§ **Exercise material**
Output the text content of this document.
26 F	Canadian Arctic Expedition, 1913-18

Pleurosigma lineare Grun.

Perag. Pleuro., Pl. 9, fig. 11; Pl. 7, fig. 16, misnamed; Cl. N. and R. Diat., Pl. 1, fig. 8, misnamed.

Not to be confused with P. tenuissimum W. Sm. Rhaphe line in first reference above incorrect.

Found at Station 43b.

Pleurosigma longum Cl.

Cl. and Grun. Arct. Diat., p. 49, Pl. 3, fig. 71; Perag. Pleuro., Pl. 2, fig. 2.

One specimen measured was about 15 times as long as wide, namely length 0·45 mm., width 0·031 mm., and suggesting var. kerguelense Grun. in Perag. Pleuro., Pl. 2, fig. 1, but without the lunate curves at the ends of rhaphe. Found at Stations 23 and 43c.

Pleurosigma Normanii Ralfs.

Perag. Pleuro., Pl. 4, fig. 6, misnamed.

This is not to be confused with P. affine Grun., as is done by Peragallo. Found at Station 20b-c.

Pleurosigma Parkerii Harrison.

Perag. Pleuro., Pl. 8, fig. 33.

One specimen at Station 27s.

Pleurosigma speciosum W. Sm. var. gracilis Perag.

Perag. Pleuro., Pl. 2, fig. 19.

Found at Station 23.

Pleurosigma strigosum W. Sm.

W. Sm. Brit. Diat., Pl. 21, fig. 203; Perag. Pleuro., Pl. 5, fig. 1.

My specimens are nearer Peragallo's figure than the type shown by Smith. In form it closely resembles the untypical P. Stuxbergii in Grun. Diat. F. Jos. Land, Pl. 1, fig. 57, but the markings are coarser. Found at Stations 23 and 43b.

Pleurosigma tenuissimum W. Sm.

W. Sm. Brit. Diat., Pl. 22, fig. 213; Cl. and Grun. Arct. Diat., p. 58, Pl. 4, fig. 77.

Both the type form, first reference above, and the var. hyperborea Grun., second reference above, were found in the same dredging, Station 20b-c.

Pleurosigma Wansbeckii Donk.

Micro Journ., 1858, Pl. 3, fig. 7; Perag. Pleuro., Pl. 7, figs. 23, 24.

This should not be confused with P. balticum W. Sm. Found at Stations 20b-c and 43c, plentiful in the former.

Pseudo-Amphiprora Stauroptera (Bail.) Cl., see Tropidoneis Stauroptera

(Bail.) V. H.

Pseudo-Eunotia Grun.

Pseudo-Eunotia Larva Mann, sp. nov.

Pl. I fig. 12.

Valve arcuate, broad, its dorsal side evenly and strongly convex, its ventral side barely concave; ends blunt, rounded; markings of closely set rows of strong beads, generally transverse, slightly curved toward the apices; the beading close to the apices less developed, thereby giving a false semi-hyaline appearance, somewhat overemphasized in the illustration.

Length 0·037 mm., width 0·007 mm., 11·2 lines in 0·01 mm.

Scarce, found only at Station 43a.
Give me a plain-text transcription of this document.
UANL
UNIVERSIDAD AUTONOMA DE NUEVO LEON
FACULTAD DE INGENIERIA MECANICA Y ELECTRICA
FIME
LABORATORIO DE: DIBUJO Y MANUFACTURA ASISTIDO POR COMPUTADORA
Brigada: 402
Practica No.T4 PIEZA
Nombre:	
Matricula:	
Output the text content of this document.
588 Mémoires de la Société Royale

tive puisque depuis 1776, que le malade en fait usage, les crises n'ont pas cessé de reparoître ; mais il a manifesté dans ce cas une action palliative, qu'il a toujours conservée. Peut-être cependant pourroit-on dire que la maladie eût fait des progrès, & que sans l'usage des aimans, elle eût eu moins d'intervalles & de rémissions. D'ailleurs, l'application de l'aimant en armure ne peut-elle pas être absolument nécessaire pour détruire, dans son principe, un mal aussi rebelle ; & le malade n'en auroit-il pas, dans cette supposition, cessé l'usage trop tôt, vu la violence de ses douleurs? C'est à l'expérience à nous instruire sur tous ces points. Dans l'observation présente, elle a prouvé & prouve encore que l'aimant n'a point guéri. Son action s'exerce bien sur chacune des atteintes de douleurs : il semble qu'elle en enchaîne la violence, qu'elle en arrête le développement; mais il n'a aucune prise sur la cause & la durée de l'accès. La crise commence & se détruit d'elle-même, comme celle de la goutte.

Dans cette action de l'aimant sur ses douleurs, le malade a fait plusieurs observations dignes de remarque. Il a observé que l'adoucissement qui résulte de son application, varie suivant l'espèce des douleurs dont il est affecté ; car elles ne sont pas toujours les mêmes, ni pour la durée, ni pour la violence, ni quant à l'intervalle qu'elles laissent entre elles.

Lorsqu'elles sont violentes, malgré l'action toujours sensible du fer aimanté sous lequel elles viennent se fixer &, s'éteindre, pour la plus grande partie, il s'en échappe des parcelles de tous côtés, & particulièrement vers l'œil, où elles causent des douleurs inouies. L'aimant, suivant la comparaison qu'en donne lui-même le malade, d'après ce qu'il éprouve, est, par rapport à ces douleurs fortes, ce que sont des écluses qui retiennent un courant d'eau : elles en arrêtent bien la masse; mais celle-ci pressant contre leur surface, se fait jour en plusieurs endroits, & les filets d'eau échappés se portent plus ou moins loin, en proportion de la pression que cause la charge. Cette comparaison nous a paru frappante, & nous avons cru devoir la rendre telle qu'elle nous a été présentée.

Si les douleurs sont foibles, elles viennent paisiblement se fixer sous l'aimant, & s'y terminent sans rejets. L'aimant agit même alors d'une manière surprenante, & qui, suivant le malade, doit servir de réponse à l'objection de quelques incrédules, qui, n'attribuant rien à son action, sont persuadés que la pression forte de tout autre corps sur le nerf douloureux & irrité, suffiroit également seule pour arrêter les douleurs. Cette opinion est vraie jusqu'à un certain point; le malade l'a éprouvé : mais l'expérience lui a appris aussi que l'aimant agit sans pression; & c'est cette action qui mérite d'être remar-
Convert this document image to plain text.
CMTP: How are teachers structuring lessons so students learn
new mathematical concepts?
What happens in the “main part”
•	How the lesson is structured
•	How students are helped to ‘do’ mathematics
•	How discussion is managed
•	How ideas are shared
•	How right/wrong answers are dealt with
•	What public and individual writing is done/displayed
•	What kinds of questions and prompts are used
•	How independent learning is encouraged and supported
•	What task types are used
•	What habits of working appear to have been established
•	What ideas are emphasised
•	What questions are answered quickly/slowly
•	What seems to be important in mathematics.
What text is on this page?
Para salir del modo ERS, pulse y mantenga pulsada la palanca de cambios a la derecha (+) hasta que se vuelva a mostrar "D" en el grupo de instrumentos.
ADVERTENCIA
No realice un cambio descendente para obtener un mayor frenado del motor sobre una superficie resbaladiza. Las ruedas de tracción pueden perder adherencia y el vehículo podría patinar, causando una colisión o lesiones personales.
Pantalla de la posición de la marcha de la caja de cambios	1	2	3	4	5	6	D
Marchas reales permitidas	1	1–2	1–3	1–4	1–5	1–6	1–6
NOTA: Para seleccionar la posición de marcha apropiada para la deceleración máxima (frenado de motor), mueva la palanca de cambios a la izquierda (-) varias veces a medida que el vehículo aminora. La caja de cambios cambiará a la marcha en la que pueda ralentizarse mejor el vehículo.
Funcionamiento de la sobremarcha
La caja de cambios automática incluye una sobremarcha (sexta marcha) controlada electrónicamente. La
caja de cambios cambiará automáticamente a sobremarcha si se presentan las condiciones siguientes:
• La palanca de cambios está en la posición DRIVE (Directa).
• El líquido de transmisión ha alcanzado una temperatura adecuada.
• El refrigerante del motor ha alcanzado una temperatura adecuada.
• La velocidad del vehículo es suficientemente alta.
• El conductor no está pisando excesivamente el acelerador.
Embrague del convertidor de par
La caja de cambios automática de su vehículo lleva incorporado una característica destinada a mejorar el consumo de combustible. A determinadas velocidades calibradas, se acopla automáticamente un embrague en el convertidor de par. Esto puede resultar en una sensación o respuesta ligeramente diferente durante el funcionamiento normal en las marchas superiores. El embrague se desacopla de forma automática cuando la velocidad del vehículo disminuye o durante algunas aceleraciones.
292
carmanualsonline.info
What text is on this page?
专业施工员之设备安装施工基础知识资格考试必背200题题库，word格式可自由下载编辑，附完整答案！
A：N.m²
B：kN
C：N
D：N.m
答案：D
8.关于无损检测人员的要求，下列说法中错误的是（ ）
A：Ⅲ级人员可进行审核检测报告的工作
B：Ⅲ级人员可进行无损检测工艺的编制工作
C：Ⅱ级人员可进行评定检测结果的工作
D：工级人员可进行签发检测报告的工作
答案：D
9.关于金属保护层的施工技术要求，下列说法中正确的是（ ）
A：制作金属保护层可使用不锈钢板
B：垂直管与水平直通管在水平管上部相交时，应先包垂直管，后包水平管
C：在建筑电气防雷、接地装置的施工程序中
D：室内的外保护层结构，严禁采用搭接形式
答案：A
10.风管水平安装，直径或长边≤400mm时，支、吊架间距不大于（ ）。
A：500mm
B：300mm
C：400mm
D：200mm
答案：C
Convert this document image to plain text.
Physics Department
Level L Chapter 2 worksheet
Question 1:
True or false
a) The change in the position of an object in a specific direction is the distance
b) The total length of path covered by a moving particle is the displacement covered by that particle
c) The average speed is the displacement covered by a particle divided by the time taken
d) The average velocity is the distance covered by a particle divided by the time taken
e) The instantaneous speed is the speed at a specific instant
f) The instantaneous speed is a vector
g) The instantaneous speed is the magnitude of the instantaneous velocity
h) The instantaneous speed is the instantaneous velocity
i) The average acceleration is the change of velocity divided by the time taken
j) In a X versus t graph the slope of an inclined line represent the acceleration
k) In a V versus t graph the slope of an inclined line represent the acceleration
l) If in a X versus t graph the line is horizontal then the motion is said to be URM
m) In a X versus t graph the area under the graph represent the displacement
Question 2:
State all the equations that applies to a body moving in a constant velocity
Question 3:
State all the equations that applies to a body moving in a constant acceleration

§ **Description of the task**
Look for "instantaneous" and pull out every line that has it.

§ **Finished answer**
e) The instantaneous speed is the speed at a specific instant
f) The instantaneous speed is a vector
g) The instantaneous speed is the magnitude of the instantaneous velocity
h) The instantaneous speed is the instantaneous velocity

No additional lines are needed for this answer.